▶ **Excerpt**
--- start ---

So would anyone from the L.A. or Orange County area like to caravan to this event? Ill be taking my new J-stock E30 M3, and while its in tip-top shape im not super comfortable driving it across those nice long stretches of nothing.

Brett Strom


----------



## SergioK (Aug 14, 2002)

Strom said:


> So would anyone from the L.A. or Orange County area like to caravan to this event? Ill be taking my new J-stock E30 M3, and while its in tip-top shape im not super comfortable driving it across those nice long stretches of nothing.
> 
> Brett Strom


I know Raffi's going to be leaving in the early afternoon. I'll be leaving in the late morning, hopefully.

What time are you planning on leaving?


----------



## Strom (Aug 24, 2004)

Thats actually the problem, I won't be able to leave until about 3:00 or 3:30 because I have a midterm in one of my classes. I doubt anyone else will be leaving that late (not to mention the miserable traffic at that time), but I just wanted to check.


----------



## Stuka (Jul 17, 2002)

Strom said:


> So would anyone from the L.A. or Orange County area like to caravan to this event? Ill be taking my new J-stock E30 M3, and while its in tip-top shape im not super comfortable driving it across those nice long stretches of nothing.
> 
> Brett Strom


PM me...


----------



## liuk3 (May 3, 2004)

I am planning on leaving around 1PM. If anyone wants to hook up, my e-mail address is [email protected] I live/work in Brentwood off of the 405.

Another question, given that I am a newbie and a D driver, should it be okay to just continue using my OEM brake pads on my 530 until they're dead? I don't want to have to shell out extra cash for track or better brake pads until I have to.

Thanks,
Ken


----------



## doeboy (Sep 20, 2002)

liuk3 said:


> I am planning on leaving around 1PM. If anyone wants to hook up, my e-mail address is [email protected] I live/work in Brentwood off of the 405.
> 
> Another question, given that I am a newbie and a D driver, should it be okay to just continue using my OEM brake pads on my 530 until they're dead? I don't want to have to shell out extra cash for track or better brake pads until I have to.
> 
> ...


I'm a C/B-ish driver I guess... and I'm still using my stockers... although I'm starting to feel that maybe I should be swapping pads... :eeps: Been using the stock pads for about hmm... 7 schools now...


----------



## liuk3 (May 3, 2004)

doeboy said:


> I'm a C/B-ish driver I guess... and I'm still using my stockers... although I'm starting to feel that maybe I should be swapping pads... :eeps: Been using the stock pads for about hmm... 7 schools now...


Thanks for the response. I've just been reading about people swapping pads, and then I talked to a guy who races and sells the pads. They were telling me to swap out the OEM, but I think that they forget that I am a newbie and not as hard on the brakes as more advanced drivers would be. I don't want to screw up my brake and rotors, but if I don't have to swap them I would rather save the money for when I get more advanced. Sounds like the OEM pads have been fine for you. If you've been using them for 7 schools, the OEM should absolutely be fine for me. Thanks.

--- end ---

▶ **Given data**
--- start ---

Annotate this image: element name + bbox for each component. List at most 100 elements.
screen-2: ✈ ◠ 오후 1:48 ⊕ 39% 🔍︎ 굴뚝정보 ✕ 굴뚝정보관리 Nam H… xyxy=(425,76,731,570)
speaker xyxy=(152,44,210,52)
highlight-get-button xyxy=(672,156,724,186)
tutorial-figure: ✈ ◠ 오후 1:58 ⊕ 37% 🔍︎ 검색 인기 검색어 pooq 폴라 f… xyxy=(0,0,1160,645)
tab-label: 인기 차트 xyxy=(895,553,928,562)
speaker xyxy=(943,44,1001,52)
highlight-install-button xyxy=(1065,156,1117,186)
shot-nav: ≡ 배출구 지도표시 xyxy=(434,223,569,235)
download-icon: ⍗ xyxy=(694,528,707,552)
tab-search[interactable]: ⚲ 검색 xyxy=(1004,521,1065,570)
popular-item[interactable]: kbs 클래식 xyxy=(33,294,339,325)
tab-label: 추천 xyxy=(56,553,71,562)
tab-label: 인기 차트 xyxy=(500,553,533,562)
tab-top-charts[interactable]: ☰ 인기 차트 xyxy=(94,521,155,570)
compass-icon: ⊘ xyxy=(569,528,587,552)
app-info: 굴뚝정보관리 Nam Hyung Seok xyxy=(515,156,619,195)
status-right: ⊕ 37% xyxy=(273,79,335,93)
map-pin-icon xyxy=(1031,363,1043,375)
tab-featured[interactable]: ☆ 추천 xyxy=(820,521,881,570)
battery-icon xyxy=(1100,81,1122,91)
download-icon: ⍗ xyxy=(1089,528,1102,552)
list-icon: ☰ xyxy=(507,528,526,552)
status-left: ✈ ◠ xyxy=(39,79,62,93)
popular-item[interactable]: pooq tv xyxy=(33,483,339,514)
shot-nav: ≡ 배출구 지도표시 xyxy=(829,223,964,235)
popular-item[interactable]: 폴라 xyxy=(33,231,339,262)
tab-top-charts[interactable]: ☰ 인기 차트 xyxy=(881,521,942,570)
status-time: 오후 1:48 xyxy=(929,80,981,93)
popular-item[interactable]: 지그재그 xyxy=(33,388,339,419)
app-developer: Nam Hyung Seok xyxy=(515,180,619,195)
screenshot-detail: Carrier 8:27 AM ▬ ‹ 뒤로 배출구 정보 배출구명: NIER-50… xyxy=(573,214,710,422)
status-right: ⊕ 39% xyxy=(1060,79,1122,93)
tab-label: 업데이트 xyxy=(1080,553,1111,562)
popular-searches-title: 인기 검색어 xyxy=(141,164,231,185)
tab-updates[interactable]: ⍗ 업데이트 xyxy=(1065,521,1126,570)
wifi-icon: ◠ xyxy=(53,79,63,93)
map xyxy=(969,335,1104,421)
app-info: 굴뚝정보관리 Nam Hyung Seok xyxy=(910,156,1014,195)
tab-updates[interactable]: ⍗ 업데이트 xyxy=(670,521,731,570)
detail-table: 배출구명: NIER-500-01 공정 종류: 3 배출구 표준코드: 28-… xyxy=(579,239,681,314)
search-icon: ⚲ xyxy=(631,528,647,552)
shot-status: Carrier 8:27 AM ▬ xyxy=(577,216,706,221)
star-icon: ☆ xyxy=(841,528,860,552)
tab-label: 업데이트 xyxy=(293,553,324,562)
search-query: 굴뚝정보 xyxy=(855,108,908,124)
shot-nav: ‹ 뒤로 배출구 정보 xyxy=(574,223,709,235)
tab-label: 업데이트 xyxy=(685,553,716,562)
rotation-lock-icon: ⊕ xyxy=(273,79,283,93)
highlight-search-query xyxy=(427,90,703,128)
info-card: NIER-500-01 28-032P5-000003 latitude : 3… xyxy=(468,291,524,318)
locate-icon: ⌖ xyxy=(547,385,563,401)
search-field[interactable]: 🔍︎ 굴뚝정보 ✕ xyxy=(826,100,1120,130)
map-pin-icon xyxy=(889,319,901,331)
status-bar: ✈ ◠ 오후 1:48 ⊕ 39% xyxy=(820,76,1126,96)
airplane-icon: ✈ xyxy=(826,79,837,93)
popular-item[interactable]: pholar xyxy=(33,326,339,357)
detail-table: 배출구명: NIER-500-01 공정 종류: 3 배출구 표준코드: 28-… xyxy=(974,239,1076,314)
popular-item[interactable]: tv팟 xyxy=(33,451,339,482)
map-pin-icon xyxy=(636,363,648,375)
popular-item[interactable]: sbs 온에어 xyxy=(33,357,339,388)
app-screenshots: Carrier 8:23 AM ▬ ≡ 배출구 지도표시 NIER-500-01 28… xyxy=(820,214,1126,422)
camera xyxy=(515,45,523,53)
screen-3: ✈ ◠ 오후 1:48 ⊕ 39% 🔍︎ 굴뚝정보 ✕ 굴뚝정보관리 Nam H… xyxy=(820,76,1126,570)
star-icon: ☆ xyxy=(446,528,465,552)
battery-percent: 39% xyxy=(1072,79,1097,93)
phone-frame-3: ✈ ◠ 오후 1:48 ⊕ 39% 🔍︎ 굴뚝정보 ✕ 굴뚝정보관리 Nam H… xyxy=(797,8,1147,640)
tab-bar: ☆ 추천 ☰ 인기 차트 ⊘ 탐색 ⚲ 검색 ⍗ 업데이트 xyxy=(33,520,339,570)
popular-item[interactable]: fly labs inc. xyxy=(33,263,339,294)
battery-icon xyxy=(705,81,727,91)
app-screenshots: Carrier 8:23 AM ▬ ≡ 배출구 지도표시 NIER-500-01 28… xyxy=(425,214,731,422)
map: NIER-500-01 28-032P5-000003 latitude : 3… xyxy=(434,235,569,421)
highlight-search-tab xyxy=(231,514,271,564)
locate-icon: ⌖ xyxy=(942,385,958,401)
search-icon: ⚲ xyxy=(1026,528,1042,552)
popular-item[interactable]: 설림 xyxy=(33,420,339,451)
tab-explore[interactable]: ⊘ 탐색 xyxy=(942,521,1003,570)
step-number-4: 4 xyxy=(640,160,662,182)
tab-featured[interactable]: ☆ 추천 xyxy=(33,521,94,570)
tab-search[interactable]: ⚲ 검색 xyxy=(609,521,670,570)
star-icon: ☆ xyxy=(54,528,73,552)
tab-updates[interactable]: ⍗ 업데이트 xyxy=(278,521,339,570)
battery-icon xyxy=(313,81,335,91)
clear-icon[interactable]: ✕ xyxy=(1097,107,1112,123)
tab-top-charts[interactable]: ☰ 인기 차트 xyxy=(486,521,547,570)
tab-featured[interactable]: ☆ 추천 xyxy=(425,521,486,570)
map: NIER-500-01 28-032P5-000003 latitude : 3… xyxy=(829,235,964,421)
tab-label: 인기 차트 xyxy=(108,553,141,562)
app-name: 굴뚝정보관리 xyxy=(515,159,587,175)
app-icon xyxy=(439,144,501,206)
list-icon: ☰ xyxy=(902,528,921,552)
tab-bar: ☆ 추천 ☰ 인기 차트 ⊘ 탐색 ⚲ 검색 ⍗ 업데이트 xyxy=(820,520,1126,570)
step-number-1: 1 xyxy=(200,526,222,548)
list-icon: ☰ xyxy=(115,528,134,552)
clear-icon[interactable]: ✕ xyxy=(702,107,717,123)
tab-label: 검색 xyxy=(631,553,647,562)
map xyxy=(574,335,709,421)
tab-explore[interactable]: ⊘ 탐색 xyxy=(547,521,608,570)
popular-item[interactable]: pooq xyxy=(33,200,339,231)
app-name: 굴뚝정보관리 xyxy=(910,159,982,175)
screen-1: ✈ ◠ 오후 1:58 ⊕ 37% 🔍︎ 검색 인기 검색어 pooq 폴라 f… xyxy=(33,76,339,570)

--- end ---

▶ **Stated exercise 1**
Print the forum thread's text from "I know Raffi's" to "wanted to check.", copied exactly.
▶ **Stated exercise 2**
Output the rows verbatim, from the first row through the line with "status-left: ✈ ◠ xyxy=(39,79,62,93)", including both ends.

▶ **Correct output 1**
I know Raffi's going to be leaving in the early afternoon. I'll be leaving in the late morning, hopefully.

What time are you planning on leaving?


----------



## Strom (Aug 24, 2004)

Thats actually the problem, I won't be able to leave until about 3:00 or 3:30 because I have a midterm in one of my classes. I doubt anyone else will be leaving that late (not to mention the miserable traffic at that time), but I just wanted to check.

▶ **Correct output 2**
Annotate this image: element name + bbox for each component. List at most 100 elements.
screen-2: ✈ ◠ 오후 1:48 ⊕ 39% 🔍︎ 굴뚝정보 ✕ 굴뚝정보관리 Nam H… xyxy=(425,76,731,570)
speaker xyxy=(152,44,210,52)
highlight-get-button xyxy=(672,156,724,186)
tutorial-figure: ✈ ◠ 오후 1:58 ⊕ 37% 🔍︎ 검색 인기 검색어 pooq 폴라 f… xyxy=(0,0,1160,645)
tab-label: 인기 차트 xyxy=(895,553,928,562)
speaker xyxy=(943,44,1001,52)
highlight-install-button xyxy=(1065,156,1117,186)
shot-nav: ≡ 배출구 지도표시 xyxy=(434,223,569,235)
download-icon: ⍗ xyxy=(694,528,707,552)
tab-search[interactable]: ⚲ 검색 xyxy=(1004,521,1065,570)
popular-item[interactable]: kbs 클래식 xyxy=(33,294,339,325)
tab-label: 추천 xyxy=(56,553,71,562)
tab-label: 인기 차트 xyxy=(500,553,533,562)
tab-top-charts[interactable]: ☰ 인기 차트 xyxy=(94,521,155,570)
compass-icon: ⊘ xyxy=(569,528,587,552)
app-info: 굴뚝정보관리 Nam Hyung Seok xyxy=(515,156,619,195)
status-right: ⊕ 37% xyxy=(273,79,335,93)
map-pin-icon xyxy=(1031,363,1043,375)
tab-featured[interactable]: ☆ 추천 xyxy=(820,521,881,570)
battery-icon xyxy=(1100,81,1122,91)
download-icon: ⍗ xyxy=(1089,528,1102,552)
list-icon: ☰ xyxy=(507,528,526,552)
status-left: ✈ ◠ xyxy=(39,79,62,93)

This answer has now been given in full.